Written problem – Below is a block of records; repeat each one exactly.

# Start of Input rows

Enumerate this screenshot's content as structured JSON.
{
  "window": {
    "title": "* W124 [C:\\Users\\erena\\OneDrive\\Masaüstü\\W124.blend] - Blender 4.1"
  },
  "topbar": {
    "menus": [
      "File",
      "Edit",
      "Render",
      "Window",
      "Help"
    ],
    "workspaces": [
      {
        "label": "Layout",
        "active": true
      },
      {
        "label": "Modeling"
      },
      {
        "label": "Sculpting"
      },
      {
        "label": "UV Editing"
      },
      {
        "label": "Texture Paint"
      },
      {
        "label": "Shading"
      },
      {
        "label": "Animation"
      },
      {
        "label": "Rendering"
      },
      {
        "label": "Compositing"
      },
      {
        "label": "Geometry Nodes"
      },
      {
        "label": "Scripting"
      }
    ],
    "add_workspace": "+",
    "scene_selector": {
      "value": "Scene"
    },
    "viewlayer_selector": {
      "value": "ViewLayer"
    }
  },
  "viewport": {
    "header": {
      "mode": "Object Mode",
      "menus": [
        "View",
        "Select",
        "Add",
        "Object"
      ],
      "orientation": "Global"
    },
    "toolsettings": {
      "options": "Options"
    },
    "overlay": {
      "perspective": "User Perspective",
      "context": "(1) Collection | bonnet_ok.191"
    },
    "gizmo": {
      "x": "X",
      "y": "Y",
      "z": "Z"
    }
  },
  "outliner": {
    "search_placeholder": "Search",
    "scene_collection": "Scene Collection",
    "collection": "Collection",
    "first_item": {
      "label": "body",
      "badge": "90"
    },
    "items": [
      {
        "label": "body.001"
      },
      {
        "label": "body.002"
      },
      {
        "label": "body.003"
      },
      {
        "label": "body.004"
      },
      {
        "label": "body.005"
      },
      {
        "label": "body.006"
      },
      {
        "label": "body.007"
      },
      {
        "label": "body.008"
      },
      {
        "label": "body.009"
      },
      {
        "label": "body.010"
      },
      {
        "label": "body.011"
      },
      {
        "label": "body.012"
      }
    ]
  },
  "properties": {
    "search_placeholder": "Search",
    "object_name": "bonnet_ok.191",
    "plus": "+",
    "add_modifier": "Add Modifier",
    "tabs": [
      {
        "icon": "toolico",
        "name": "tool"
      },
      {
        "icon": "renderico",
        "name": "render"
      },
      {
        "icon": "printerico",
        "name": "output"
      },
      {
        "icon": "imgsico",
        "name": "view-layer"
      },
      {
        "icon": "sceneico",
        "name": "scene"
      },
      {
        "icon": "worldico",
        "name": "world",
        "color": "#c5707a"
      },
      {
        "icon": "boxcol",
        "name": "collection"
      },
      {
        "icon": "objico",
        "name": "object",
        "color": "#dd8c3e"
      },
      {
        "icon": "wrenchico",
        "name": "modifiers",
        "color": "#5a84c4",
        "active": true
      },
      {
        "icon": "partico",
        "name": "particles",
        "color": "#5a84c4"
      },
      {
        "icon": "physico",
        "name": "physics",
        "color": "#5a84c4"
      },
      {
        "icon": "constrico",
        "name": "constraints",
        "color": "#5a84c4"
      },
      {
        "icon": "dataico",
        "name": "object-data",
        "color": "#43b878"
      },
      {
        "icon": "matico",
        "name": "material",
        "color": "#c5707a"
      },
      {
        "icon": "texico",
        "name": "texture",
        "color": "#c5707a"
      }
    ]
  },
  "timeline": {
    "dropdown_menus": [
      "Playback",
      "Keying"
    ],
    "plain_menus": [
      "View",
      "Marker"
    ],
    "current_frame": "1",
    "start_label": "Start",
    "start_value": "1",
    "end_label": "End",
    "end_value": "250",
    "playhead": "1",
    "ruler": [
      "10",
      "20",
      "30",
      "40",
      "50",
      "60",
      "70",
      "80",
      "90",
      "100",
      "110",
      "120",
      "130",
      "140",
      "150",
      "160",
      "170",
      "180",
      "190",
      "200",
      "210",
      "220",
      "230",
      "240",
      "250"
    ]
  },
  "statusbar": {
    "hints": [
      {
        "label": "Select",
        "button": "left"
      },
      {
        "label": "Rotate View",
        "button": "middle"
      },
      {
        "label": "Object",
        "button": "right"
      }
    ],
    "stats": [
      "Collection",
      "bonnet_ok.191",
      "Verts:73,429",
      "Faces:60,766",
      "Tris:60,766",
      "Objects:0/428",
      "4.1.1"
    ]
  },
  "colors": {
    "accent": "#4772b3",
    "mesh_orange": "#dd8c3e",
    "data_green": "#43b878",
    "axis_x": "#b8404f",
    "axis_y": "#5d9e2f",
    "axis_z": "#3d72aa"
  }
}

# End of Input rows

The solution –
Enumerate this screenshot's content as structured JSON.
{
  "window": {
    "title": "* W124 [C:\\Users\\erena\\OneDrive\\Masaüstü\\W124.blend] - Blender 4.1"
  },
  "topbar": {
    "menus": [
      "File",
      "Edit",
      "Render",
      "Window",
      "Help"
    ],
    "workspaces": [
      {
        "label": "Layout",
        "active": true
      },
      {
        "label": "Modeling"
      },
      {
        "label": "Sculpting"
      },
      {
        "label": "UV Editing"
      },
      {
        "label": "Texture Paint"
      },
      {
        "label": "Shading"
      },
      {
        "label": "Animation"
      },
      {
        "label": "Rendering"
      },
      {
        "label": "Compositing"
      },
      {
        "label": "Geometry Nodes"
      },
      {
        "label": "Scripting"
      }
    ],
    "add_workspace": "+",
    "scene_selector": {
      "value": "Scene"
    },
    "viewlayer_selector": {
      "value": "ViewLayer"
    }
  },
  "viewport": {
    "header": {
      "mode": "Object Mode",
      "menus": [
        "View",
        "Select",
        "Add",
        "Object"
      ],
      "orientation": "Global"
    },
    "toolsettings": {
      "options": "Options"
    },
    "overlay": {
      "perspective": "User Perspective",
      "context": "(1) Collection | bonnet_ok.191"
    },
    "gizmo": {
      "x": "X",
      "y": "Y",
      "z": "Z"
    }
  },
  "outliner": {
    "search_placeholder": "Search",
    "scene_collection": "Scene Collection",
    "collection": "Collection",
    "first_item": {
      "label": "body",
      "badge": "90"
    },
    "items": [
      {
        "label": "body.001"
      },
      {
        "label": "body.002"
      },
      {
        "label": "body.003"
      },
      {
        "label": "body.004"
      },
      {
        "label": "body.005"
      },
      {
        "label": "body.006"
      },
      {
        "label": "body.007"
      },
      {
        "label": "body.008"
      },
      {
        "label": "body.009"
      },
      {
        "label": "body.010"
      },
      {
        "label": "body.011"
      },
      {
        "label": "body.012"
      }
    ]
  },
  "properties": {
    "search_placeholder": "Search",
    "object_name": "bonnet_ok.191",
    "plus": "+",
    "add_modifier": "Add Modifier",
    "tabs": [
      {
        "icon": "toolico",
        "name": "tool"
      },
      {
        "icon": "renderico",
        "name": "render"
      },
      {
        "icon": "printerico",
        "name": "output"
      },
      {
        "icon": "imgsico",
        "name": "view-layer"
      },
      {
        "icon": "sceneico",
        "name": "scene"
      },
      {
        "icon": "worldico",
        "name": "world",
        "color": "#c5707a"
      },
      {
        "icon": "boxcol",
        "name": "collection"
      },
      {
        "icon": "objico",
        "name": "object",
        "color": "#dd8c3e"
      },
      {
        "icon": "wrenchico",
        "name": "modifiers",
        "color": "#5a84c4",
        "active": true
      },
      {
        "icon": "partico",
        "name": "particles",
        "color": "#5a84c4"
      },
      {
        "icon": "physico",
        "name": "physics",
        "color": "#5a84c4"
      },
      {
        "icon": "constrico",
        "name": "constraints",
        "color": "#5a84c4"
      },
      {
        "icon": "dataico",
        "name": "object-data",
        "color": "#43b878"
      },
      {
        "icon": "matico",
        "name": "material",
        "color": "#c5707a"
      },
      {
        "icon": "texico",
        "name": "texture",
        "color": "#c5707a"
      }
    ]
  },
  "timeline": {
    "dropdown_menus": [
      "Playback",
      "Keying"
    ],
    "plain_menus": [
      "View",
      "Marker"
    ],
    "current_frame": "1",
    "start_label": "Start",
    "start_value": "1",
    "end_label": "End",
    "end_value": "250",
    "playhead": "1",
    "ruler": [
      "10",
      "20",
      "30",
      "40",
      "50",
      "60",
      "70",
      "80",
      "90",
      "100",
      "110",
      "120",
      "130",
      "140",
      "150",
      "160",
      "170",
      "180",
      "190",
      "200",
      "210",
      "220",
      "230",
      "240",
      "250"
    ]
  },
  "statusbar": {
    "hints": [
      {
        "label": "Select",
        "button": "left"
      },
      {
        "label": "Rotate View",
        "button": "middle"
      },
      {
        "label": "Object",
        "button": "right"
      }
    ],
    "stats": [
      "Collection",
      "bonnet_ok.191",
      "Verts:73,429",
      "Faces:60,766",
      "Tris:60,766",
      "Objects:0/428",
      "4.1.1"
    ]
  },
  "colors": {
    "accent": "#4772b3",
    "mesh_orange": "#dd8c3e",
    "data_green": "#43b878",
    "axis_x": "#b8404f",
    "axis_y": "#5d9e2f",
    "axis_z": "#3d72aa"
  }
}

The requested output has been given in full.